##### DATASET ROWS

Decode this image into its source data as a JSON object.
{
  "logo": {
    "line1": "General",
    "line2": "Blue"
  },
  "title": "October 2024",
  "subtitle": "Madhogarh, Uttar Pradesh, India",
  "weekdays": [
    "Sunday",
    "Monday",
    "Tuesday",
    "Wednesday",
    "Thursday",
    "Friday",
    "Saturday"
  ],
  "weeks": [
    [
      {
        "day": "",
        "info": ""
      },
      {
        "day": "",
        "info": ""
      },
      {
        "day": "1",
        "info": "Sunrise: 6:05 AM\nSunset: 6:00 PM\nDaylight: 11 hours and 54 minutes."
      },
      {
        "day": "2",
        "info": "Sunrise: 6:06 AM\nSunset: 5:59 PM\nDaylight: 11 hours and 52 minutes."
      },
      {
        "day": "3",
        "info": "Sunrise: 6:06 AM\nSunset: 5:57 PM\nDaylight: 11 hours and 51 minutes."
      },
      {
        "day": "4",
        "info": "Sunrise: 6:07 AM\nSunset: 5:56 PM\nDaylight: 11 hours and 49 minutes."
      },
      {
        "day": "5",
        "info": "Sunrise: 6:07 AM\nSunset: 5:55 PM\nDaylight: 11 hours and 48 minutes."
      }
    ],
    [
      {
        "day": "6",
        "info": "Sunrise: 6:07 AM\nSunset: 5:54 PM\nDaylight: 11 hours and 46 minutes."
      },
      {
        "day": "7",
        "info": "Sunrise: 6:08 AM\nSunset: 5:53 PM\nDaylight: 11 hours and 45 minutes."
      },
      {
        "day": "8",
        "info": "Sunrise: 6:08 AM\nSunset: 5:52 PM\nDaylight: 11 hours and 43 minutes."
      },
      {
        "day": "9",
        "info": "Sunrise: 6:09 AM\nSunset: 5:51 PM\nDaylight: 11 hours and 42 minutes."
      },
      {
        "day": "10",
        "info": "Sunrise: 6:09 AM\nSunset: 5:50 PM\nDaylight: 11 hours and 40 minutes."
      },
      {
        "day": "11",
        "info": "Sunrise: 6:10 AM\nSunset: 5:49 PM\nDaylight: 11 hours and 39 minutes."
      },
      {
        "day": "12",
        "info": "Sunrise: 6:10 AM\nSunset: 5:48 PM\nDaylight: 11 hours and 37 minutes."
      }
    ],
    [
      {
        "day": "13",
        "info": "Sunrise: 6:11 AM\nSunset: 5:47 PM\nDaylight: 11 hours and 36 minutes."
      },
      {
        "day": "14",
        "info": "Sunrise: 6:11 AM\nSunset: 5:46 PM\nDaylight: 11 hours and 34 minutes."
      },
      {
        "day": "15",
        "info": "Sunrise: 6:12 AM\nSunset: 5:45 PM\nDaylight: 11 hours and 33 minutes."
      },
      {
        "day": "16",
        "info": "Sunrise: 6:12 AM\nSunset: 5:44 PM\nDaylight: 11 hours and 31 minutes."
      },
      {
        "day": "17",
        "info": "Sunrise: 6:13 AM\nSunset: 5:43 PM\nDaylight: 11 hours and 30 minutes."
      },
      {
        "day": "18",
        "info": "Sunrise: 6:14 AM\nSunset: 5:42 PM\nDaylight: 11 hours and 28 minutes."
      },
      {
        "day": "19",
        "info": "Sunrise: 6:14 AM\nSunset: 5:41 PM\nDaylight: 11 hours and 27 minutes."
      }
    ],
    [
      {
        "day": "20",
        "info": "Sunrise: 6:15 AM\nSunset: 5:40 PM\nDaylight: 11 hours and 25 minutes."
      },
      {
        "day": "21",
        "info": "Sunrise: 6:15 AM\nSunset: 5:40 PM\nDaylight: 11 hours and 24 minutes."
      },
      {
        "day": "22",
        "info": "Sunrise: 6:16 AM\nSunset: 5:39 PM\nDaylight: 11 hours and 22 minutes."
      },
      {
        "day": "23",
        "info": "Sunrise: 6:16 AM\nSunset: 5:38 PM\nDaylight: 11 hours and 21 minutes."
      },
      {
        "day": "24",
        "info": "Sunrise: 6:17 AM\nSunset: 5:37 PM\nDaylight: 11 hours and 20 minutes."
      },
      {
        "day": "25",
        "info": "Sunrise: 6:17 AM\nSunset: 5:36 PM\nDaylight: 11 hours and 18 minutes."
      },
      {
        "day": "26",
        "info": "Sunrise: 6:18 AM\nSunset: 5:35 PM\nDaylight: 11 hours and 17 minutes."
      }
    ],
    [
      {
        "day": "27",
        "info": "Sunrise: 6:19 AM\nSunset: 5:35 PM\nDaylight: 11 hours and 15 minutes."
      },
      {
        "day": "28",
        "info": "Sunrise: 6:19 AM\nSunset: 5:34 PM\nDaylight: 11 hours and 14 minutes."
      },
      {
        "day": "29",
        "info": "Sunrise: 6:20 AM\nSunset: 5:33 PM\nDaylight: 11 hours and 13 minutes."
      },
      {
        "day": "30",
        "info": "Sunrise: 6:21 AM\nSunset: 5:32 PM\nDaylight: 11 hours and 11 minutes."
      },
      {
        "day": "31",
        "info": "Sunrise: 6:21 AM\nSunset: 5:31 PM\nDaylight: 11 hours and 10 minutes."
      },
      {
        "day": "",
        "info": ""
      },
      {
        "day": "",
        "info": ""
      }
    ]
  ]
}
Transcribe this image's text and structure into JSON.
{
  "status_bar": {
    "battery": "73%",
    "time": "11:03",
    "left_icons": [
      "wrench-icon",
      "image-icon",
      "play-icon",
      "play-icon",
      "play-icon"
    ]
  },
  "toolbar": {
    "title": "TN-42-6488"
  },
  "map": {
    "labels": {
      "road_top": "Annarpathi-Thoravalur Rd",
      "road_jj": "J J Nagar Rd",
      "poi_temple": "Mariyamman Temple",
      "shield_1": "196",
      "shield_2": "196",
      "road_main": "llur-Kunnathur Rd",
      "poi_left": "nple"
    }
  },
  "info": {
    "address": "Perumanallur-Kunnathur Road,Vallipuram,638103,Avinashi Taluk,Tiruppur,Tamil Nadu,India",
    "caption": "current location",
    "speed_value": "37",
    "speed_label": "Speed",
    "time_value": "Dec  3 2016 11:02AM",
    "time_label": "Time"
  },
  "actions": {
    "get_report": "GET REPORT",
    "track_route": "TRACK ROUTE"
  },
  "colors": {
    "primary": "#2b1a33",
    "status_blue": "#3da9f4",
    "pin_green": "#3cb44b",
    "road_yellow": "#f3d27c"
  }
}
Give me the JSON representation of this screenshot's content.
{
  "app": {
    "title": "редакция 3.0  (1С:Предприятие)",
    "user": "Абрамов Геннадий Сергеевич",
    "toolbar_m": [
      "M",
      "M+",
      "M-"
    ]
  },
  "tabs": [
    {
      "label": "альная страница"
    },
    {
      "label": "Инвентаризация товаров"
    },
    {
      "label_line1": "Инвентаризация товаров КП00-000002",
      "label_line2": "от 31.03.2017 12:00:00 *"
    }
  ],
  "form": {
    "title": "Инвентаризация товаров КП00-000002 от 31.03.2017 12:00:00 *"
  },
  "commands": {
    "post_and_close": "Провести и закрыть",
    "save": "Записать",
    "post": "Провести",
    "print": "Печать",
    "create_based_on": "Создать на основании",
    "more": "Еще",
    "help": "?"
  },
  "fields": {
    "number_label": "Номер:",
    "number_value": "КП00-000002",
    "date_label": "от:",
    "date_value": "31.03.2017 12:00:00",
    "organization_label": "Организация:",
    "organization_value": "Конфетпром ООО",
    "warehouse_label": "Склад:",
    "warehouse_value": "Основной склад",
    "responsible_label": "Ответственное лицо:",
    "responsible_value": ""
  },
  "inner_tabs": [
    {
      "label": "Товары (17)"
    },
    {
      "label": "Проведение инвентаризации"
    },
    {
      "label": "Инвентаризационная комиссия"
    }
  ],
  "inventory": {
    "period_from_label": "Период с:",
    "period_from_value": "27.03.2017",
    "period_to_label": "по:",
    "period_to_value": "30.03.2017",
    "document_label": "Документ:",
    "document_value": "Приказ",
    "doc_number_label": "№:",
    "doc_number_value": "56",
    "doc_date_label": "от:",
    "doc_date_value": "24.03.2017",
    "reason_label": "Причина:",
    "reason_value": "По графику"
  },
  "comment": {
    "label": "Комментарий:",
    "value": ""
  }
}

##########

WHAT IS EXPECTED »
From the entries above, copy each line holding "this".

REPLY TO THE EXERCISE »
Decode this image into its source data as a JSON object.
Transcribe this image's text and structure into JSON.
Give me the JSON representation of this screenshot's content.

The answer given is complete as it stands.